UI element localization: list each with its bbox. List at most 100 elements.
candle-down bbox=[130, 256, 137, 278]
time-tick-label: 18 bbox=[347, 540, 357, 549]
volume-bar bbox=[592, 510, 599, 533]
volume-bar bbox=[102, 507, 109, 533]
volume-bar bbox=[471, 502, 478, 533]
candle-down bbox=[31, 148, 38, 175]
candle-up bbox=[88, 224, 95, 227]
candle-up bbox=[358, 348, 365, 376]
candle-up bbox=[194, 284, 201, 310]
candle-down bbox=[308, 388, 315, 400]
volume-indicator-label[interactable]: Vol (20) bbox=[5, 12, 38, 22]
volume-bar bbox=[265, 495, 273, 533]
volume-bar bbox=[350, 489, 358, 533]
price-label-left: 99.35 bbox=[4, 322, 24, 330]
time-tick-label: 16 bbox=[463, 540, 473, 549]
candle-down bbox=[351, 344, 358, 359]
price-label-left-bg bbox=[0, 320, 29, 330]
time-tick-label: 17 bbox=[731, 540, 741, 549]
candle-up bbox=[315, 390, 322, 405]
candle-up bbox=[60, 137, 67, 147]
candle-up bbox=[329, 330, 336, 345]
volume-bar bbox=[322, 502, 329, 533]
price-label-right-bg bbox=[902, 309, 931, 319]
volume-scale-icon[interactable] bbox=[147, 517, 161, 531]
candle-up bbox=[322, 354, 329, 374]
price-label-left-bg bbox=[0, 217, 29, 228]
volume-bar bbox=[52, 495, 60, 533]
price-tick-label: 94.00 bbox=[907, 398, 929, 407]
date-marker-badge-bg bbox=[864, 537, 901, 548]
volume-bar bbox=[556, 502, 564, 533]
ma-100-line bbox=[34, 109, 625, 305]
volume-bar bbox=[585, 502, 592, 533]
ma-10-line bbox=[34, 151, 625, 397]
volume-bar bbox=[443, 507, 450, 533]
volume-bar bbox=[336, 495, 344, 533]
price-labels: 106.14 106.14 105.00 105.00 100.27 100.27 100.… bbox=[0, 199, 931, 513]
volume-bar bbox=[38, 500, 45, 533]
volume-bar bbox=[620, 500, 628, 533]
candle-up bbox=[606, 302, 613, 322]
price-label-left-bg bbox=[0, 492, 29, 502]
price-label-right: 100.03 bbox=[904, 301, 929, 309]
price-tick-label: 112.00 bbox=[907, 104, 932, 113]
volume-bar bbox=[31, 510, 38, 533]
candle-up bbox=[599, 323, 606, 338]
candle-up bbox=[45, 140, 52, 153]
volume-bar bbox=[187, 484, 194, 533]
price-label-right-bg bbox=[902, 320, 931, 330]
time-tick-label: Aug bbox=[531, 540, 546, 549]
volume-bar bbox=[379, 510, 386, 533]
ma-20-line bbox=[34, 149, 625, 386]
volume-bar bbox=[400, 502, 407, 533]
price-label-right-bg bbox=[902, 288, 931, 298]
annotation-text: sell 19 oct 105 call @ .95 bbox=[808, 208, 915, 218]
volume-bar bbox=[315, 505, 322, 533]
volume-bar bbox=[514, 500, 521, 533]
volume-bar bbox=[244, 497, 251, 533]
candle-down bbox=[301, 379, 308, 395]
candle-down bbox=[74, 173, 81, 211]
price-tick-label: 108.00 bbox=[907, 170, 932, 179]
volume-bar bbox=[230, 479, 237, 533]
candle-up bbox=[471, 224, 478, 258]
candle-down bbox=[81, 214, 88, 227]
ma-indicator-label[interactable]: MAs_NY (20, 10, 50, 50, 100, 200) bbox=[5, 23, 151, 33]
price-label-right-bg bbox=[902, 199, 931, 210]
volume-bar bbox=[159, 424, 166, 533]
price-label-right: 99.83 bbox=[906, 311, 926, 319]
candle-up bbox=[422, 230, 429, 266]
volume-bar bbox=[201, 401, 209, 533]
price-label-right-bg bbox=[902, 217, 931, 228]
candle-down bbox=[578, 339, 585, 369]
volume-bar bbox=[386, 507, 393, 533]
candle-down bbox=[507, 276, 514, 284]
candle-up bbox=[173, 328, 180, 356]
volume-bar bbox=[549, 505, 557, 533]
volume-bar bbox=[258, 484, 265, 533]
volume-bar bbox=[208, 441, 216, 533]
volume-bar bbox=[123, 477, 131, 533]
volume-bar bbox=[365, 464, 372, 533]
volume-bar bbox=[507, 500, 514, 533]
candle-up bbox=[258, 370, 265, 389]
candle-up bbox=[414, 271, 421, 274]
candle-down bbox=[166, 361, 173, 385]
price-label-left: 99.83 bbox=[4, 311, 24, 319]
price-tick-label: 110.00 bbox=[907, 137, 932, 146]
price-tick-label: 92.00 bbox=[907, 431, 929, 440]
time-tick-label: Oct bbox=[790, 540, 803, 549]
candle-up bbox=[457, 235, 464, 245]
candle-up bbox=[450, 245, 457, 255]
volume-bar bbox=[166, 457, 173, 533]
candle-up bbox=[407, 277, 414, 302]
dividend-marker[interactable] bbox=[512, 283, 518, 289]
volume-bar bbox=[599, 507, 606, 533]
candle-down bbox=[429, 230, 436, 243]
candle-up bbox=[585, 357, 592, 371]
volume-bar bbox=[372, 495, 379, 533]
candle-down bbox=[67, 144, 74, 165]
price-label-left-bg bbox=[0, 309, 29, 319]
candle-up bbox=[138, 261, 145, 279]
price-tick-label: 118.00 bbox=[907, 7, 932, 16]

◇ ◇ ◇ ◇ ◇

# PROMPT
Reproduce every line of the records above verbatim, with no alteration, omission, or addition.

# FULL OUTPUT
UI element localization: list each with its bbox. List at most 100 elements.
candle-down bbox=[130, 256, 137, 278]
time-tick-label: 18 bbox=[347, 540, 357, 549]
volume-bar bbox=[592, 510, 599, 533]
volume-bar bbox=[102, 507, 109, 533]
volume-bar bbox=[471, 502, 478, 533]
candle-down bbox=[31, 148, 38, 175]
candle-up bbox=[88, 224, 95, 227]
candle-up bbox=[358, 348, 365, 376]
candle-up bbox=[194, 284, 201, 310]
candle-down bbox=[308, 388, 315, 400]
volume-indicator-label[interactable]: Vol (20) bbox=[5, 12, 38, 22]
volume-bar bbox=[265, 495, 273, 533]
volume-bar bbox=[350, 489, 358, 533]
price-label-left: 99.35 bbox=[4, 322, 24, 330]
time-tick-label: 16 bbox=[463, 540, 473, 549]
candle-down bbox=[351, 344, 358, 359]
price-label-left-bg bbox=[0, 320, 29, 330]
time-tick-label: 17 bbox=[731, 540, 741, 549]
candle-up bbox=[315, 390, 322, 405]
candle-up bbox=[60, 137, 67, 147]
candle-up bbox=[329, 330, 336, 345]
volume-bar bbox=[322, 502, 329, 533]
price-label-right-bg bbox=[902, 309, 931, 319]
volume-scale-icon[interactable] bbox=[147, 517, 161, 531]
candle-up bbox=[322, 354, 329, 374]
price-label-left-bg bbox=[0, 217, 29, 228]
volume-bar bbox=[52, 495, 60, 533]
price-tick-label: 94.00 bbox=[907, 398, 929, 407]
date-marker-badge-bg bbox=[864, 537, 901, 548]
volume-bar bbox=[556, 502, 564, 533]
ma-100-line bbox=[34, 109, 625, 305]
volume-bar bbox=[585, 502, 592, 533]
ma-10-line bbox=[34, 151, 625, 397]
volume-bar bbox=[443, 507, 450, 533]
volume-bar bbox=[336, 495, 344, 533]
price-labels: 106.14 106.14 105.00 105.00 100.27 100.27 100.… bbox=[0, 199, 931, 513]
volume-bar bbox=[38, 500, 45, 533]
volume-bar bbox=[620, 500, 628, 533]
candle-up bbox=[606, 302, 613, 322]
price-label-left-bg bbox=[0, 492, 29, 502]
price-label-right: 100.03 bbox=[904, 301, 929, 309]
price-tick-label: 112.00 bbox=[907, 104, 932, 113]
volume-bar bbox=[31, 510, 38, 533]
candle-up bbox=[599, 323, 606, 338]
candle-up bbox=[45, 140, 52, 153]
volume-bar bbox=[187, 484, 194, 533]
price-label-right-bg bbox=[902, 320, 931, 330]
time-tick-label: Aug bbox=[531, 540, 546, 549]
volume-bar bbox=[379, 510, 386, 533]
ma-20-line bbox=[34, 149, 625, 386]
volume-bar bbox=[400, 502, 407, 533]
price-label-right-bg bbox=[902, 288, 931, 298]
annotation-text: sell 19 oct 105 call @ .95 bbox=[808, 208, 915, 218]
volume-bar bbox=[315, 505, 322, 533]
volume-bar bbox=[514, 500, 521, 533]
volume-bar bbox=[244, 497, 251, 533]
candle-down bbox=[301, 379, 308, 395]
candle-down bbox=[74, 173, 81, 211]
price-tick-label: 108.00 bbox=[907, 170, 932, 179]
volume-bar bbox=[230, 479, 237, 533]
candle-up bbox=[471, 224, 478, 258]
candle-down bbox=[81, 214, 88, 227]
ma-indicator-label[interactable]: MAs_NY (20, 10, 50, 50, 100, 200) bbox=[5, 23, 151, 33]
price-label-right-bg bbox=[902, 199, 931, 210]
volume-bar bbox=[159, 424, 166, 533]
price-label-right: 99.83 bbox=[906, 311, 926, 319]
candle-up bbox=[422, 230, 429, 266]
volume-bar bbox=[201, 401, 209, 533]
price-label-right-bg bbox=[902, 217, 931, 228]
candle-down bbox=[578, 339, 585, 369]
volume-bar bbox=[386, 507, 393, 533]
candle-down bbox=[507, 276, 514, 284]
candle-up bbox=[173, 328, 180, 356]
volume-bar bbox=[549, 505, 557, 533]
volume-bar bbox=[258, 484, 265, 533]
volume-bar bbox=[208, 441, 216, 533]
volume-bar bbox=[123, 477, 131, 533]
volume-bar bbox=[365, 464, 372, 533]
volume-bar bbox=[507, 500, 514, 533]
candle-up bbox=[258, 370, 265, 389]
candle-up bbox=[414, 271, 421, 274]
candle-down bbox=[166, 361, 173, 385]
price-label-left: 99.83 bbox=[4, 311, 24, 319]
price-tick-label: 110.00 bbox=[907, 137, 932, 146]
price-tick-label: 92.00 bbox=[907, 431, 929, 440]
time-tick-label: Oct bbox=[790, 540, 803, 549]
candle-up bbox=[457, 235, 464, 245]
candle-up bbox=[450, 245, 457, 255]
volume-bar bbox=[166, 457, 173, 533]
candle-up bbox=[407, 277, 414, 302]
dividend-marker[interactable] bbox=[512, 283, 518, 289]
volume-bar bbox=[599, 507, 606, 533]
candle-down bbox=[429, 230, 436, 243]
candle-up bbox=[585, 357, 592, 371]
volume-bar bbox=[372, 495, 379, 533]
candle-down bbox=[67, 144, 74, 165]
price-label-left-bg bbox=[0, 309, 29, 319]
candle-up bbox=[138, 261, 145, 279]
price-tick-label: 118.00 bbox=[907, 7, 932, 16]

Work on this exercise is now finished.